══ RECORDS SUPPLIED ══
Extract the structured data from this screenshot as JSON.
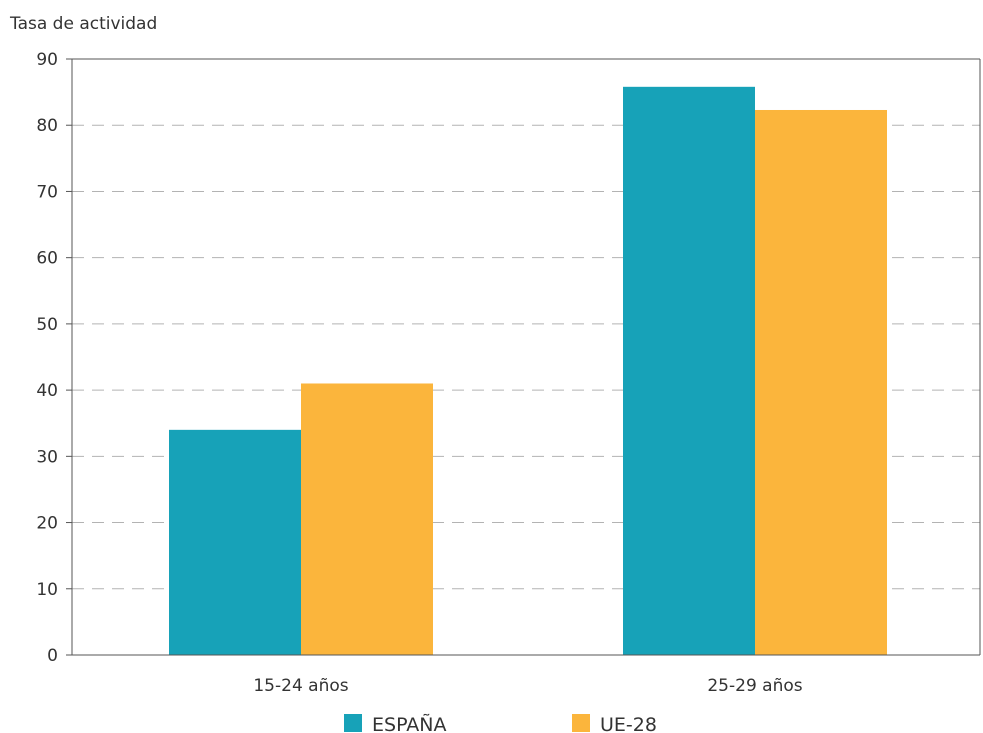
{
  "chart_data": {
    "type": "bar",
    "ylabel": "Tasa de actividad",
    "xlabel": "",
    "categories": [
      "15-24 años",
      "25-29 años"
    ],
    "series": [
      {
        "name": "ESPAÑA",
        "color": "#17a2b8",
        "values": [
          34,
          85.8
        ]
      },
      {
        "name": "UE-28",
        "color": "#fbb53c",
        "values": [
          41,
          82.3
        ]
      }
    ],
    "ylim": [
      0,
      90
    ],
    "yticks": [
      0,
      10,
      20,
      30,
      40,
      50,
      60,
      70,
      80,
      90
    ],
    "grid": true,
    "legend_position": "bottom"
  }
}
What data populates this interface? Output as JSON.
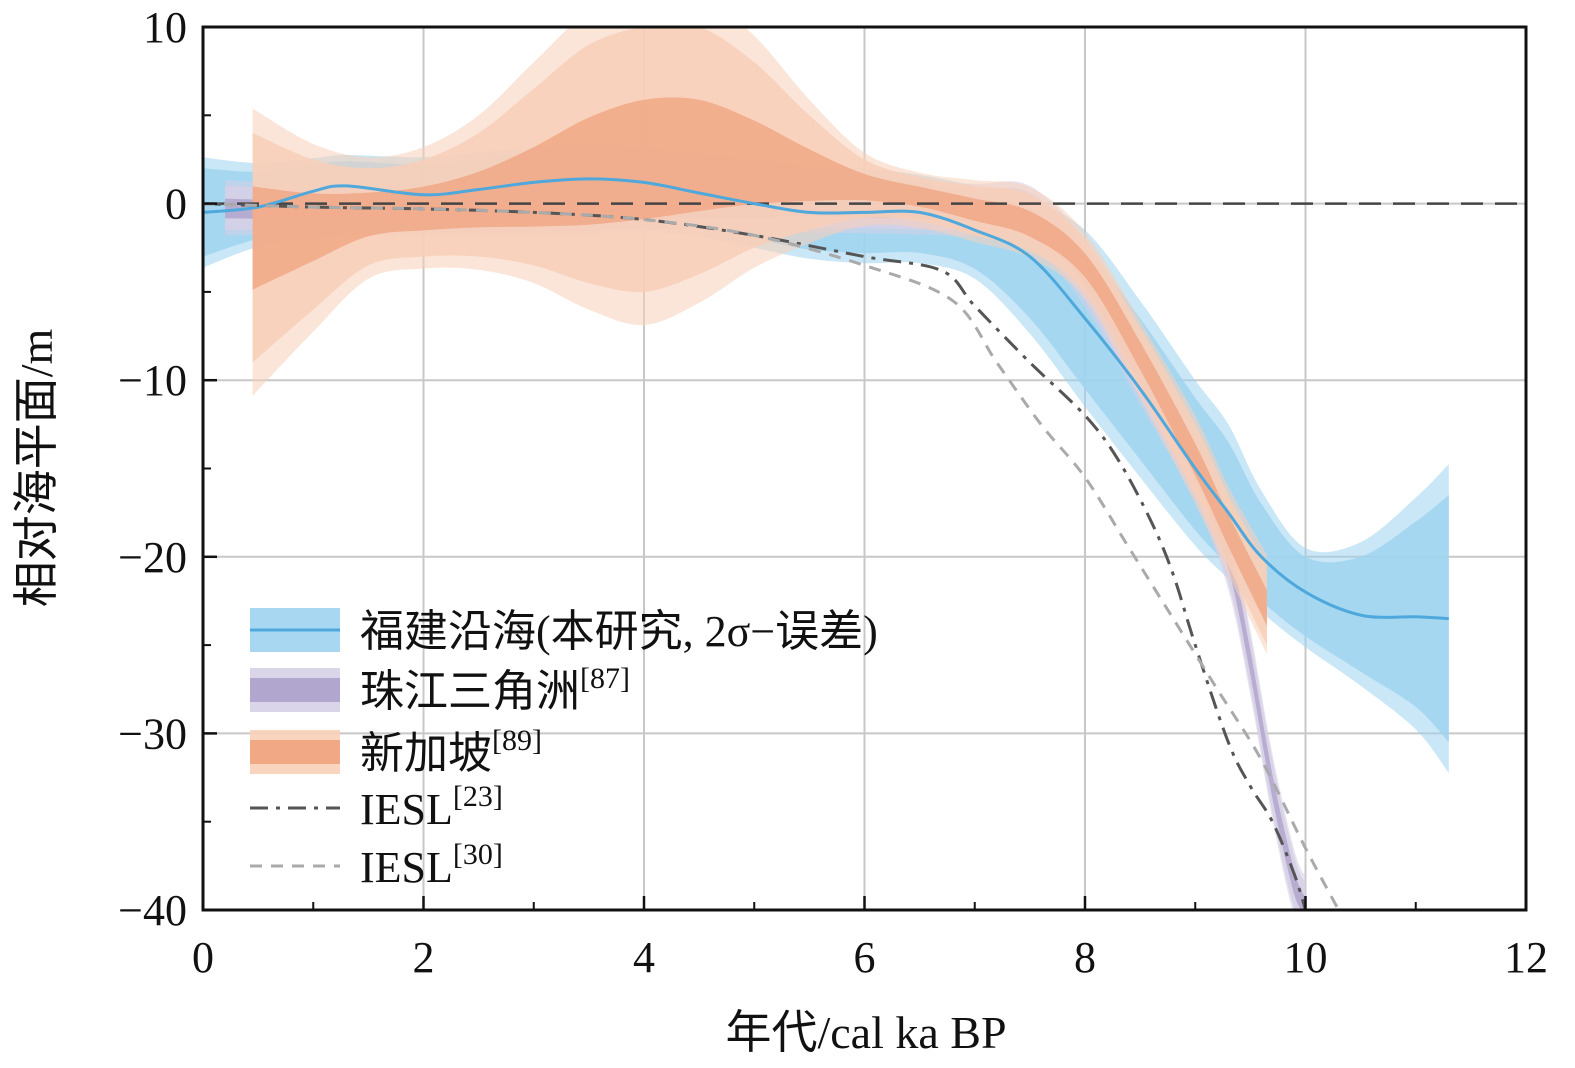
{
  "chart_data": {
    "type": "line",
    "xlabel": "年代/cal ka BP",
    "ylabel": "相对海平面/m",
    "xlim": [
      0,
      12
    ],
    "ylim": [
      -40,
      10
    ],
    "xticks": [
      0,
      2,
      4,
      6,
      8,
      10,
      12
    ],
    "yticks": [
      10,
      0,
      -10,
      -20,
      -30,
      -40
    ],
    "xtick_labels": [
      "0",
      "2",
      "4",
      "6",
      "8",
      "10",
      "12"
    ],
    "ytick_labels": [
      "10",
      "0",
      "−10",
      "−20",
      "−30",
      "−40"
    ],
    "grid": true,
    "legend_position": "bottom-left",
    "reference_line": {
      "y": 0,
      "style": "dashed",
      "color": "#444444"
    },
    "series": [
      {
        "name": "福建沿海(本研究, 2σ−误差)",
        "legend_sup": "",
        "style": "solid-line-with-band",
        "color": "#4ea8dc",
        "band_color": "#9fd4f0",
        "x": [
          0,
          0.5,
          1.0,
          1.3,
          2.0,
          2.5,
          3.0,
          3.5,
          4.0,
          4.5,
          5.0,
          5.5,
          6.0,
          6.5,
          7.0,
          7.5,
          8.0,
          8.5,
          9.0,
          9.3,
          9.6,
          10.0,
          10.5,
          11.0,
          11.3
        ],
        "y": [
          -0.5,
          -0.2,
          0.7,
          1.0,
          0.5,
          0.8,
          1.2,
          1.4,
          1.2,
          0.6,
          0.0,
          -0.5,
          -0.5,
          -0.5,
          -1.5,
          -3.0,
          -6.5,
          -10.5,
          -15.0,
          -17.5,
          -20.0,
          -22.0,
          -23.3,
          -23.4,
          -23.5
        ],
        "lower": [
          -3.0,
          -2.0,
          -1.5,
          -1.2,
          -1.3,
          -1.0,
          -0.7,
          -0.7,
          -0.9,
          -1.4,
          -2.0,
          -2.6,
          -2.8,
          -2.8,
          -3.7,
          -6.5,
          -10.5,
          -14.5,
          -18.5,
          -20.5,
          -22.5,
          -24.5,
          -26.5,
          -28.5,
          -30.5
        ],
        "upper": [
          2.0,
          1.8,
          2.2,
          2.4,
          2.2,
          2.5,
          2.8,
          2.9,
          2.8,
          2.4,
          2.0,
          1.6,
          1.5,
          1.2,
          0.5,
          -0.4,
          -2.5,
          -6.5,
          -11.0,
          -13.5,
          -17.0,
          -20.0,
          -20.0,
          -18.0,
          -16.5
        ]
      },
      {
        "name": "珠江三角洲",
        "legend_sup": "[87]",
        "style": "band",
        "color": "#a99dc8",
        "band_color": "#d6d0e6",
        "x": [
          0.2,
          1.0,
          2.0,
          3.0,
          4.0,
          5.0,
          6.0,
          7.0,
          7.5,
          8.0,
          8.5,
          9.0,
          9.3,
          9.5,
          9.7,
          9.9,
          10.0
        ],
        "y": [
          -0.3,
          -0.4,
          -0.5,
          -0.5,
          -0.4,
          -0.3,
          -0.3,
          -0.5,
          -1.0,
          -4.0,
          -9.5,
          -15.0,
          -20.0,
          -26.0,
          -33.0,
          -38.5,
          -40.0
        ],
        "lower": [
          -1.5,
          -1.5,
          -1.6,
          -1.6,
          -1.5,
          -1.4,
          -1.4,
          -1.6,
          -2.0,
          -5.5,
          -11.0,
          -16.5,
          -21.5,
          -27.5,
          -34.5,
          -40.0,
          -40.0
        ],
        "upper": [
          1.0,
          0.8,
          0.7,
          0.7,
          0.8,
          0.9,
          0.9,
          0.8,
          0.6,
          -2.5,
          -8.0,
          -13.5,
          -18.5,
          -24.5,
          -31.5,
          -37.0,
          -38.5
        ]
      },
      {
        "name": "新加坡",
        "legend_sup": "[89]",
        "style": "band",
        "color": "#f0a07a",
        "band_color": "#f8cfb8",
        "x": [
          0.45,
          1.0,
          1.5,
          2.0,
          2.5,
          3.0,
          3.5,
          4.0,
          4.5,
          5.0,
          5.5,
          6.0,
          6.5,
          7.0,
          7.5,
          8.0,
          8.5,
          9.0,
          9.3,
          9.65
        ],
        "y": [
          -1.5,
          -1.0,
          -0.5,
          -0.3,
          0.0,
          0.5,
          1.5,
          2.5,
          2.5,
          2.0,
          1.5,
          1.0,
          0.5,
          -0.3,
          -1.2,
          -3.5,
          -8.5,
          -14.5,
          -18.5,
          -23.0
        ],
        "lower": [
          -9.0,
          -6.0,
          -3.5,
          -3.0,
          -3.0,
          -3.5,
          -4.5,
          -5.0,
          -4.0,
          -2.5,
          -1.5,
          -0.8,
          -1.0,
          -1.8,
          -2.7,
          -5.0,
          -10.5,
          -16.5,
          -20.5,
          -25.0
        ],
        "upper": [
          4.0,
          2.5,
          2.0,
          2.5,
          4.0,
          6.5,
          9.0,
          10.0,
          10.0,
          8.0,
          5.0,
          2.5,
          1.5,
          1.0,
          0.5,
          -2.0,
          -7.0,
          -12.5,
          -16.5,
          -20.5
        ]
      },
      {
        "name": "IESL",
        "legend_sup": "[23]",
        "style": "dashdot",
        "color": "#555555",
        "x": [
          0,
          1,
          2,
          3,
          4,
          5,
          6,
          6.7,
          7.0,
          7.5,
          8.0,
          8.3,
          8.6,
          8.8,
          9.0,
          9.3,
          9.5,
          9.7,
          9.9,
          10.0
        ],
        "y": [
          0.0,
          -0.2,
          -0.3,
          -0.5,
          -0.9,
          -1.8,
          -3.0,
          -3.8,
          -5.8,
          -9.0,
          -12.0,
          -14.5,
          -18.0,
          -21.0,
          -25.0,
          -30.5,
          -33.0,
          -35.0,
          -38.0,
          -40.0
        ]
      },
      {
        "name": "IESL",
        "legend_sup": "[30]",
        "style": "dashed",
        "color": "#aaaaaa",
        "x": [
          0,
          1,
          2,
          3,
          4,
          5,
          6,
          6.8,
          7.2,
          7.6,
          8.0,
          8.4,
          8.8,
          9.2,
          9.6,
          10.0,
          10.3
        ],
        "y": [
          0.0,
          -0.2,
          -0.3,
          -0.5,
          -0.9,
          -1.8,
          -3.5,
          -5.5,
          -9.0,
          -12.5,
          -15.5,
          -19.5,
          -23.5,
          -27.5,
          -31.5,
          -36.5,
          -40.0
        ]
      }
    ]
  }
}
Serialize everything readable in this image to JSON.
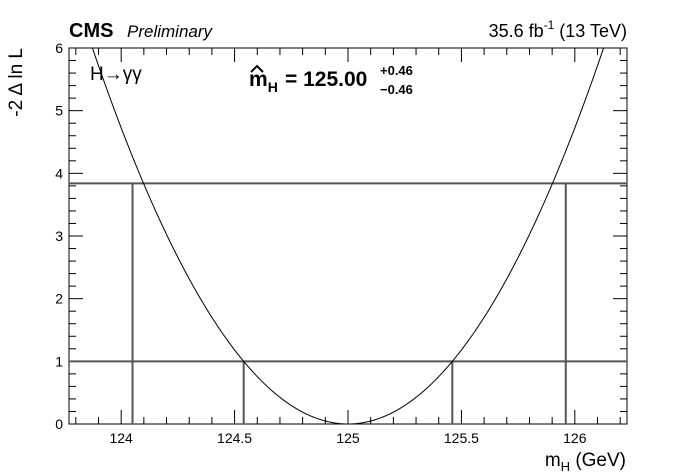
{
  "header": {
    "experiment": "CMS",
    "status": "Preliminary",
    "lumi": "35.6 fb",
    "lumi_exp": "-1",
    "energy": " (13 TeV)"
  },
  "annotations": {
    "process": "H→γγ",
    "result_symbol": "m",
    "result_sub": "H",
    "result_value": "= 125.00",
    "err_up": "+0.46",
    "err_down": "−0.46"
  },
  "chart_data": {
    "type": "line",
    "xlabel": "m",
    "xlabel_sub": "H",
    "xlabel_unit": " (GeV)",
    "ylabel": "-2 Δ ln L",
    "xlim": [
      123.77,
      126.23
    ],
    "ylim": [
      0,
      6
    ],
    "x_ticks": [
      124,
      124.5,
      125,
      125.5,
      126
    ],
    "x_tick_labels": [
      "124",
      "124.5",
      "125",
      "125.5",
      "126"
    ],
    "y_ticks": [
      0,
      1,
      2,
      3,
      4,
      5,
      6
    ],
    "y_tick_labels": [
      "0",
      "1",
      "2",
      "3",
      "4",
      "5",
      "6"
    ],
    "best_fit": 125.0,
    "err_up": 0.46,
    "err_down": 0.46,
    "series": [
      {
        "x": [
          123.77,
          123.9,
          124.05,
          124.2,
          124.4,
          124.54,
          124.7,
          124.85,
          125.0,
          125.15,
          125.3,
          125.46,
          125.6,
          125.8,
          125.96,
          126.1,
          126.23
        ],
        "values": [
          6.0,
          4.85,
          3.84,
          2.91,
          1.7,
          1.0,
          0.42,
          0.1,
          0.0,
          0.1,
          0.43,
          1.0,
          1.6,
          2.72,
          3.84,
          4.95,
          6.0
        ]
      }
    ],
    "horizontal_lines": [
      1,
      3.84
    ],
    "vertical_markers": [
      {
        "x": 124.05,
        "y": 3.84
      },
      {
        "x": 124.54,
        "y": 1
      },
      {
        "x": 125.46,
        "y": 1
      },
      {
        "x": 125.96,
        "y": 3.84
      }
    ]
  }
}
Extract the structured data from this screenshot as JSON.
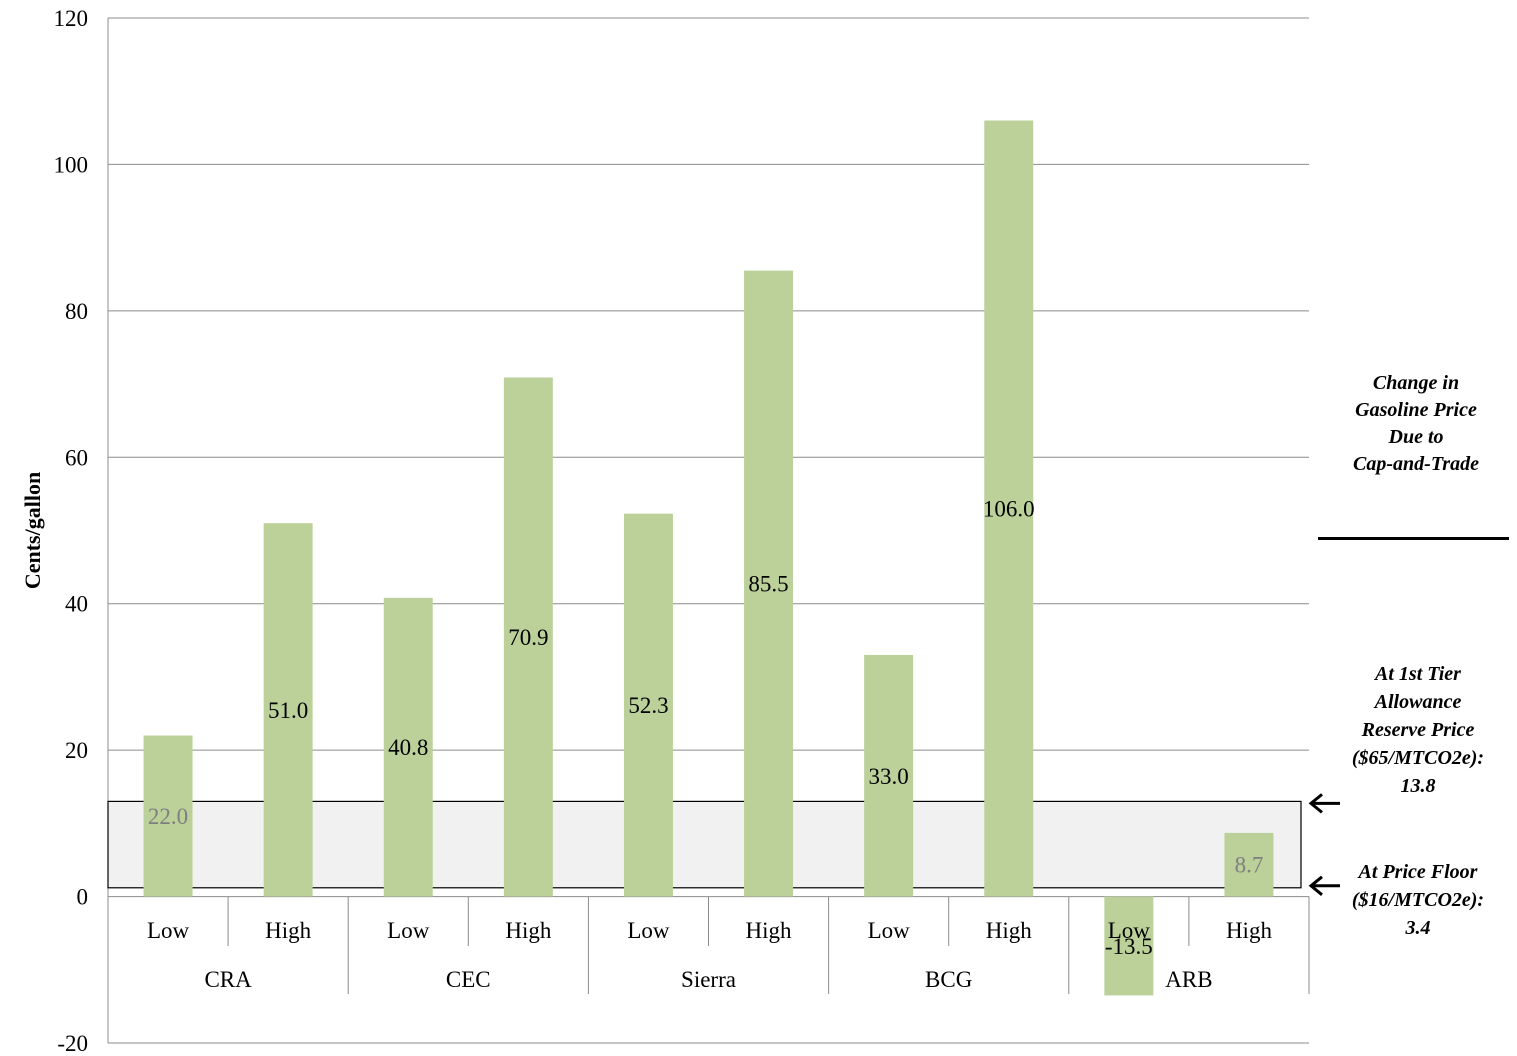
{
  "chart_data": {
    "type": "bar",
    "ylabel": "Cents/gallon",
    "ylim": [
      -20,
      120
    ],
    "yticks": [
      -20,
      0,
      20,
      40,
      60,
      80,
      100,
      120
    ],
    "grid": true,
    "groups": [
      {
        "name": "CRA",
        "categories": [
          "Low",
          "High"
        ],
        "values": [
          22.0,
          51.0
        ],
        "labels": [
          "22.0",
          "51.0"
        ]
      },
      {
        "name": "CEC",
        "categories": [
          "Low",
          "High"
        ],
        "values": [
          40.8,
          70.9
        ],
        "labels": [
          "40.8",
          "70.9"
        ]
      },
      {
        "name": "Sierra",
        "categories": [
          "Low",
          "High"
        ],
        "values": [
          52.3,
          85.5
        ],
        "labels": [
          "52.3",
          "85.5"
        ]
      },
      {
        "name": "BCG",
        "categories": [
          "Low",
          "High"
        ],
        "values": [
          33.0,
          106.0
        ],
        "labels": [
          "33.0",
          "106.0"
        ]
      },
      {
        "name": "ARB",
        "categories": [
          "Low",
          "High"
        ],
        "values": [
          -13.5,
          8.7
        ],
        "labels": [
          "-13.5",
          "8.7"
        ]
      }
    ],
    "band": {
      "from": 1.2,
      "to": 13.0
    },
    "bar_color": "#bcd19a",
    "band_fill": "#e5e5e5",
    "label_color_inside_band": "#7f7f7f",
    "label_color": "#000000"
  },
  "annotations": {
    "title_lines": [
      "Change in",
      "Gasoline Price",
      "Due to",
      "Cap-and-Trade"
    ],
    "reserve_lines": [
      "At 1st Tier",
      "Allowance",
      "Reserve Price",
      "($65/MTCO2e):",
      "13.8"
    ],
    "floor_lines": [
      "At Price Floor",
      "($16/MTCO2e):",
      "3.4"
    ]
  }
}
═══
YOUR INSTRUCTIONS: Copy each line that contains the word "ylabel".

REPLY:
    "ylabel": "Tasa de actividad",
    "ylabel": "相对海平面/m",
    "ylabel": "-2 Δ ln L",
    "ylabel": "Cents/gallon",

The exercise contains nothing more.